-------- Given entries --------

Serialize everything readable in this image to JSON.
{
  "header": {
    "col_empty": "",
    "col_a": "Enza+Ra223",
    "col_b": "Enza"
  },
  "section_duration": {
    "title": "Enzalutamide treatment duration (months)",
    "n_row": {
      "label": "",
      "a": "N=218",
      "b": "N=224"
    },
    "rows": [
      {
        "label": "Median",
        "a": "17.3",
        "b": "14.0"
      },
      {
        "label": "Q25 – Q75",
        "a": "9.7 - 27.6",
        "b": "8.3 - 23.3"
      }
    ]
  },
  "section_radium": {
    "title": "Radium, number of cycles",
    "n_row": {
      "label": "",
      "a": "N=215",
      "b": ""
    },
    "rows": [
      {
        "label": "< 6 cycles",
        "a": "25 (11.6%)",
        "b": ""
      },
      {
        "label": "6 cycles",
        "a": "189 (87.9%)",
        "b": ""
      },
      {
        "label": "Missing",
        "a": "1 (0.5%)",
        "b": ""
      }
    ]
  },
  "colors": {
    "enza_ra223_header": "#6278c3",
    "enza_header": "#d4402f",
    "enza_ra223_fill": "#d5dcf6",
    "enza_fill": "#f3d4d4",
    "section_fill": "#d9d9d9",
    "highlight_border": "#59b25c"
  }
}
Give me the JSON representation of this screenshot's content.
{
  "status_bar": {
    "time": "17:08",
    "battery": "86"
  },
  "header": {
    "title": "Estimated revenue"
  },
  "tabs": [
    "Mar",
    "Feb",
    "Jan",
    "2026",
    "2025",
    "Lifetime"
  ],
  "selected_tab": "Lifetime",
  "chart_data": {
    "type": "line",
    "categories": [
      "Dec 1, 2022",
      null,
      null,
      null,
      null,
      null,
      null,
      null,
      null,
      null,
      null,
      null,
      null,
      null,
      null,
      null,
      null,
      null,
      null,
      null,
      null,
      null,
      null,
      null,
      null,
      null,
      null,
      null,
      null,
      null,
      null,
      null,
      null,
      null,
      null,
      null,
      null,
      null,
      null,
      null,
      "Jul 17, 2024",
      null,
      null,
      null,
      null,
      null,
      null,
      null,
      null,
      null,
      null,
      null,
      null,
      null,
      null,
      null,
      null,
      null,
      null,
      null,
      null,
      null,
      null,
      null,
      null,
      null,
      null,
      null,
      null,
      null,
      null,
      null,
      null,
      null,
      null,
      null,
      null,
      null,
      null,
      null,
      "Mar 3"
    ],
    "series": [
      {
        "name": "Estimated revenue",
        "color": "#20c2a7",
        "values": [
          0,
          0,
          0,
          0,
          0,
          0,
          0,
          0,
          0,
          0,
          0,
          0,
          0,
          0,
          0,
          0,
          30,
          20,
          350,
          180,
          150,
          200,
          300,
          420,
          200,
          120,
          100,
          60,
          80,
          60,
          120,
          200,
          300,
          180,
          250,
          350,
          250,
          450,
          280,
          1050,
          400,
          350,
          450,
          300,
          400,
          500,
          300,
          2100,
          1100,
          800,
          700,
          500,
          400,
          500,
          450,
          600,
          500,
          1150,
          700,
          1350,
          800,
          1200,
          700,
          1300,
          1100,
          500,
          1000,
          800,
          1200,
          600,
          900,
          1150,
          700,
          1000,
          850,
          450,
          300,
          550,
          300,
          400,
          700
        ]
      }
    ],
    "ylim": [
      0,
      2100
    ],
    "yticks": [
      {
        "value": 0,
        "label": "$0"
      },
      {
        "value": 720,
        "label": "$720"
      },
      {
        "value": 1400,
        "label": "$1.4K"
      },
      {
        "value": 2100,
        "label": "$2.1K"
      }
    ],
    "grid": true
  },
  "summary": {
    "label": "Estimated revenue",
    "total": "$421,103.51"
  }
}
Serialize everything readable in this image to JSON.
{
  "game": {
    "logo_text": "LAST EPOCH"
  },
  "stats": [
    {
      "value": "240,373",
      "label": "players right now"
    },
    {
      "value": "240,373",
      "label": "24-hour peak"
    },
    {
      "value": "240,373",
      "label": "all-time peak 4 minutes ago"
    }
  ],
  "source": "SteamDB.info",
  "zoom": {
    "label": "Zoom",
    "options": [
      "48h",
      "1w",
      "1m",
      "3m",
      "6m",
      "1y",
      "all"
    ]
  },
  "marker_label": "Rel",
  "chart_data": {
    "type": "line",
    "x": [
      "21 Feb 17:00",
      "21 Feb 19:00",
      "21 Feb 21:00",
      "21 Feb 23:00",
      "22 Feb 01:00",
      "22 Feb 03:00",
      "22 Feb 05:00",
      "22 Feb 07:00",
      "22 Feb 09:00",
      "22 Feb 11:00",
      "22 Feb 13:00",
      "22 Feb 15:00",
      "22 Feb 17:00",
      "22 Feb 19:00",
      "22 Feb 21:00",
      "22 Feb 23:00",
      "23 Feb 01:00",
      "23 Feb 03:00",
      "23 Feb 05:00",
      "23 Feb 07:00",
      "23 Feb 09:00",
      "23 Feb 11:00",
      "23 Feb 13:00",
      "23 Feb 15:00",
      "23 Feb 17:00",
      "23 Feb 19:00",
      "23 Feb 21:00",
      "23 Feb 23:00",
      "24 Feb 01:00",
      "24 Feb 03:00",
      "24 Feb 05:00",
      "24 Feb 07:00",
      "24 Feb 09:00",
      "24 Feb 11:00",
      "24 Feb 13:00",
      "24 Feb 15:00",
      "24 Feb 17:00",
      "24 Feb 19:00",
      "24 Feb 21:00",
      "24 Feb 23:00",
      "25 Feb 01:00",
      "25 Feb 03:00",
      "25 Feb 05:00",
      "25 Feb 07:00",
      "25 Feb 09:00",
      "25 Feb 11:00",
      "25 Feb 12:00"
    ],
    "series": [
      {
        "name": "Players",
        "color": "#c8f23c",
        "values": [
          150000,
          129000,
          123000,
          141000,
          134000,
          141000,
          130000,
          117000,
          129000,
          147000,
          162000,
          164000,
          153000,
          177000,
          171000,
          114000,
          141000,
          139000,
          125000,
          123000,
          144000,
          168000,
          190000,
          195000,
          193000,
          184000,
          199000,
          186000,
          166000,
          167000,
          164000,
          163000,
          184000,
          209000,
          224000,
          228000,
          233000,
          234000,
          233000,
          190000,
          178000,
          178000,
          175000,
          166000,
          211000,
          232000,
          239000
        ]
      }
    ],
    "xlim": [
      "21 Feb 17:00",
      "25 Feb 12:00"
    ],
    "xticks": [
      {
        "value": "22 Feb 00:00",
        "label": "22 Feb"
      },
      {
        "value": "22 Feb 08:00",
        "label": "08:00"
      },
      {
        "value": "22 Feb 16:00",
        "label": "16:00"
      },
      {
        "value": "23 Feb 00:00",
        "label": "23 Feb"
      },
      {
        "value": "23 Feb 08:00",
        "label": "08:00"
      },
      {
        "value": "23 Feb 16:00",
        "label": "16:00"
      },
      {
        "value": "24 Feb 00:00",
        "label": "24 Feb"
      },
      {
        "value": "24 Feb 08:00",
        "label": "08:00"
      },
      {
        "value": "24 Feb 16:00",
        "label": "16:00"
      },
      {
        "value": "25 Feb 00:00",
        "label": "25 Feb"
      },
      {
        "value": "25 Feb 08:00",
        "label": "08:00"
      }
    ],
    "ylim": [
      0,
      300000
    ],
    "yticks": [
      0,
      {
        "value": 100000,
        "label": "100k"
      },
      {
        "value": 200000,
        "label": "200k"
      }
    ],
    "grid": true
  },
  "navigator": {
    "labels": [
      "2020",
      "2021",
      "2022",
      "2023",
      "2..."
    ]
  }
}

--------

Work required.
Once more, set down the full listing, verbatim.

Completed exercise.
Serialize everything readable in this image to JSON.
{
  "header": {
    "col_empty": "",
    "col_a": "Enza+Ra223",
    "col_b": "Enza"
  },
  "section_duration": {
    "title": "Enzalutamide treatment duration (months)",
    "n_row": {
      "label": "",
      "a": "N=218",
      "b": "N=224"
    },
    "rows": [
      {
        "label": "Median",
        "a": "17.3",
        "b": "14.0"
      },
      {
        "label": "Q25 – Q75",
        "a": "9.7 - 27.6",
        "b": "8.3 - 23.3"
      }
    ]
  },
  "section_radium": {
    "title": "Radium, number of cycles",
    "n_row": {
      "label": "",
      "a": "N=215",
      "b": ""
    },
    "rows": [
      {
        "label": "< 6 cycles",
        "a": "25 (11.6%)",
        "b": ""
      },
      {
        "label": "6 cycles",
        "a": "189 (87.9%)",
        "b": ""
      },
      {
        "label": "Missing",
        "a": "1 (0.5%)",
        "b": ""
      }
    ]
  },
  "colors": {
    "enza_ra223_header": "#6278c3",
    "enza_header": "#d4402f",
    "enza_ra223_fill": "#d5dcf6",
    "enza_fill": "#f3d4d4",
    "section_fill": "#d9d9d9",
    "highlight_border": "#59b25c"
  }
}
Give me the JSON representation of this screenshot's content.
{
  "status_bar": {
    "time": "17:08",
    "battery": "86"
  },
  "header": {
    "title": "Estimated revenue"
  },
  "tabs": [
    "Mar",
    "Feb",
    "Jan",
    "2026",
    "2025",
    "Lifetime"
  ],
  "selected_tab": "Lifetime",
  "chart_data": {
    "type": "line",
    "categories": [
      "Dec 1, 2022",
      null,
      null,
      null,
      null,
      null,
      null,
      null,
      null,
      null,
      null,
      null,
      null,
      null,
      null,
      null,
      null,
      null,
      null,
      null,
      null,
      null,
      null,
      null,
      null,
      null,
      null,
      null,
      null,
      null,
      null,
      null,
      null,
      null,
      null,
      null,
      null,
      null,
      null,
      null,
      "Jul 17, 2024",
      null,
      null,
      null,
      null,
      null,
      null,
      null,
      null,
      null,
      null,
      null,
      null,
      null,
      null,
      null,
      null,
      null,
      null,
      null,
      null,
      null,
      null,
      null,
      null,
      null,
      null,
      null,
      null,
      null,
      null,
      null,
      null,
      null,
      null,
      null,
      null,
      null,
      null,
      null,
      "Mar 3"
    ],
    "series": [
      {
        "name": "Estimated revenue",
        "color": "#20c2a7",
        "values": [
          0,
          0,
          0,
          0,
          0,
          0,
          0,
          0,
          0,
          0,
          0,
          0,
          0,
          0,
          0,
          0,
          30,
          20,
          350,
          180,
          150,
          200,
          300,
          420,
          200,
          120,
          100,
          60,
          80,
          60,
          120,
          200,
          300,
          180,
          250,
          350,
          250,
          450,
          280,
          1050,
          400,
          350,
          450,
          300,
          400,
          500,
          300,
          2100,
          1100,
          800,
          700,
          500,
          400,
          500,
          450,
          600,
          500,
          1150,
          700,
          1350,
          800,
          1200,
          700,
          1300,
          1100,
          500,
          1000,
          800,
          1200,
          600,
          900,
          1150,
          700,
          1000,
          850,
          450,
          300,
          550,
          300,
          400,
          700
        ]
      }
    ],
    "ylim": [
      0,
      2100
    ],
    "yticks": [
      {
        "value": 0,
        "label": "$0"
      },
      {
        "value": 720,
        "label": "$720"
      },
      {
        "value": 1400,
        "label": "$1.4K"
      },
      {
        "value": 2100,
        "label": "$2.1K"
      }
    ],
    "grid": true
  },
  "summary": {
    "label": "Estimated revenue",
    "total": "$421,103.51"
  }
}
Serialize everything readable in this image to JSON.
{
  "game": {
    "logo_text": "LAST EPOCH"
  },
  "stats": [
    {
      "value": "240,373",
      "label": "players right now"
    },
    {
      "value": "240,373",
      "label": "24-hour peak"
    },
    {
      "value": "240,373",
      "label": "all-time peak 4 minutes ago"
    }
  ],
  "source": "SteamDB.info",
  "zoom": {
    "label": "Zoom",
    "options": [
      "48h",
      "1w",
      "1m",
      "3m",
      "6m",
      "1y",
      "all"
    ]
  },
  "marker_label": "Rel",
  "chart_data": {
    "type": "line",
    "x": [
      "21 Feb 17:00",
      "21 Feb 19:00",
      "21 Feb 21:00",
      "21 Feb 23:00",
      "22 Feb 01:00",
      "22 Feb 03:00",
      "22 Feb 05:00",
      "22 Feb 07:00",
      "22 Feb 09:00",
      "22 Feb 11:00",
      "22 Feb 13:00",
      "22 Feb 15:00",
      "22 Feb 17:00",
      "22 Feb 19:00",
      "22 Feb 21:00",
      "22 Feb 23:00",
      "23 Feb 01:00",
      "23 Feb 03:00",
      "23 Feb 05:00",
      "23 Feb 07:00",
      "23 Feb 09:00",
      "23 Feb 11:00",
      "23 Feb 13:00",
      "23 Feb 15:00",
      "23 Feb 17:00",
      "23 Feb 19:00",
      "23 Feb 21:00",
      "23 Feb 23:00",
      "24 Feb 01:00",
      "24 Feb 03:00",
      "24 Feb 05:00",
      "24 Feb 07:00",
      "24 Feb 09:00",
      "24 Feb 11:00",
      "24 Feb 13:00",
      "24 Feb 15:00",
      "24 Feb 17:00",
      "24 Feb 19:00",
      "24 Feb 21:00",
      "24 Feb 23:00",
      "25 Feb 01:00",
      "25 Feb 03:00",
      "25 Feb 05:00",
      "25 Feb 07:00",
      "25 Feb 09:00",
      "25 Feb 11:00",
      "25 Feb 12:00"
    ],
    "series": [
      {
        "name": "Players",
        "color": "#c8f23c",
        "values": [
          150000,
          129000,
          123000,
          141000,
          134000,
          141000,
          130000,
          117000,
          129000,
          147000,
          162000,
          164000,
          153000,
          177000,
          171000,
          114000,
          141000,
          139000,
          125000,
          123000,
          144000,
          168000,
          190000,
          195000,
          193000,
          184000,
          199000,
          186000,
          166000,
          167000,
          164000,
          163000,
          184000,
          209000,
          224000,
          228000,
          233000,
          234000,
          233000,
          190000,
          178000,
          178000,
          175000,
          166000,
          211000,
          232000,
          239000
        ]
      }
    ],
    "xlim": [
      "21 Feb 17:00",
      "25 Feb 12:00"
    ],
    "xticks": [
      {
        "value": "22 Feb 00:00",
        "label": "22 Feb"
      },
      {
        "value": "22 Feb 08:00",
        "label": "08:00"
      },
      {
        "value": "22 Feb 16:00",
        "label": "16:00"
      },
      {
        "value": "23 Feb 00:00",
        "label": "23 Feb"
      },
      {
        "value": "23 Feb 08:00",
        "label": "08:00"
      },
      {
        "value": "23 Feb 16:00",
        "label": "16:00"
      },
      {
        "value": "24 Feb 00:00",
        "label": "24 Feb"
      },
      {
        "value": "24 Feb 08:00",
        "label": "08:00"
      },
      {
        "value": "24 Feb 16:00",
        "label": "16:00"
      },
      {
        "value": "25 Feb 00:00",
        "label": "25 Feb"
      },
      {
        "value": "25 Feb 08:00",
        "label": "08:00"
      }
    ],
    "ylim": [
      0,
      300000
    ],
    "yticks": [
      0,
      {
        "value": 100000,
        "label": "100k"
      },
      {
        "value": 200000,
        "label": "200k"
      }
    ],
    "grid": true
  },
  "navigator": {
    "labels": [
      "2020",
      "2021",
      "2022",
      "2023",
      "2..."
    ]
  }
}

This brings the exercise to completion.